— Prompt —
Scan the records below for the word "authentication" and give only the number of lines that hold it.

— Supplied material —
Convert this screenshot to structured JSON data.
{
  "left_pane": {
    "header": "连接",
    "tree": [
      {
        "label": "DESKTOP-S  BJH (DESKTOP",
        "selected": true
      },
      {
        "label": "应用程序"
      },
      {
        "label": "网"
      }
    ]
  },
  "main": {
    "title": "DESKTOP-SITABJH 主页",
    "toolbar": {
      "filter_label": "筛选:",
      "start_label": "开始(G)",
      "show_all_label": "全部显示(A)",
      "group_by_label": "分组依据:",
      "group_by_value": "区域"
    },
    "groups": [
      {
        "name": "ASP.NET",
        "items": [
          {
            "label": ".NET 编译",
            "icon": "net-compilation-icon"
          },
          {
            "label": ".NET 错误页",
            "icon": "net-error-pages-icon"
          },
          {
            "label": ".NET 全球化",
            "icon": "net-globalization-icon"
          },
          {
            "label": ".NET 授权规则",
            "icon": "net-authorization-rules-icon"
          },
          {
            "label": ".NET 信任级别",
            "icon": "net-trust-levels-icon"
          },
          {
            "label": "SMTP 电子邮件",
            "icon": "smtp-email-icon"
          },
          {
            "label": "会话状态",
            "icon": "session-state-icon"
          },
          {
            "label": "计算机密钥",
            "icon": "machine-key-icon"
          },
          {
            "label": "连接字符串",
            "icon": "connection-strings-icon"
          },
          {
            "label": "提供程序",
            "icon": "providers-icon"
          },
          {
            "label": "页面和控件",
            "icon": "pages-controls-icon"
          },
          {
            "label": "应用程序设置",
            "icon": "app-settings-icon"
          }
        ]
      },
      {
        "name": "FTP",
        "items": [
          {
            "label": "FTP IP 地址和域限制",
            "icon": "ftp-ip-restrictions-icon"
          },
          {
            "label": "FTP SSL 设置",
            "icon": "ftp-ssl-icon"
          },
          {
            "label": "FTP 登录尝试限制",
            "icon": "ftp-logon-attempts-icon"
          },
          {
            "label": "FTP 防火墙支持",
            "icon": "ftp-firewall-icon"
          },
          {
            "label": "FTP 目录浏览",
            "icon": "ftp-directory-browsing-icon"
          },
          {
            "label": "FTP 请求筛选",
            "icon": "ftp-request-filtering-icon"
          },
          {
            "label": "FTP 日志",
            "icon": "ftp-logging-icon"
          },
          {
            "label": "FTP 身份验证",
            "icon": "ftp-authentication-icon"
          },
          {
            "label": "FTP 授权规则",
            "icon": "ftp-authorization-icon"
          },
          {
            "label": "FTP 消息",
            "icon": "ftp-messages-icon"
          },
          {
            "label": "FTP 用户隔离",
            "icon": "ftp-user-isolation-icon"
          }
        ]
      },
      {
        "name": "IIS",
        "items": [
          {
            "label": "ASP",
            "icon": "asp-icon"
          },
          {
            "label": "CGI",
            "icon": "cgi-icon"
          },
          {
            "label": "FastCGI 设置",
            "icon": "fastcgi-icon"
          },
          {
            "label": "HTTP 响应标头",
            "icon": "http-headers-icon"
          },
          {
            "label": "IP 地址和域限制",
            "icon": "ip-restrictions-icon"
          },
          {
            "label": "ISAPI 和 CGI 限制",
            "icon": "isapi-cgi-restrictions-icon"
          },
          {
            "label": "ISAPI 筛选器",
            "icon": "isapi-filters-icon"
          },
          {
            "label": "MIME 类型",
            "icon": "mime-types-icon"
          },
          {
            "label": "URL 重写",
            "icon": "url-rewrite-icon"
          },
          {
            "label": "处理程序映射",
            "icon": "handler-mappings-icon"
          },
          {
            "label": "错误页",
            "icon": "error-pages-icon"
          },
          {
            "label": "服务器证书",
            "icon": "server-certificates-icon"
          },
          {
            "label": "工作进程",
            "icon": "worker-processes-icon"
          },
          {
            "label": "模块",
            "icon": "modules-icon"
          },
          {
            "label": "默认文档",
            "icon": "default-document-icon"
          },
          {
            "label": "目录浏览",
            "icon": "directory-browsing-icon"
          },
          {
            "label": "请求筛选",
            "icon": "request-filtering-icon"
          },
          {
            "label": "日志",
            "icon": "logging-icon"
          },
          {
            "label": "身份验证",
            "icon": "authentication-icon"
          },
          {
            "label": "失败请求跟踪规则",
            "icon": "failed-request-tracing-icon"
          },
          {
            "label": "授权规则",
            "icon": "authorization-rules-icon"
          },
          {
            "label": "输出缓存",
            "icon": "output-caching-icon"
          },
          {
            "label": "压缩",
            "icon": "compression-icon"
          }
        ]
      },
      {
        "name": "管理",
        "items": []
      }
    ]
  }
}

— The solution —
2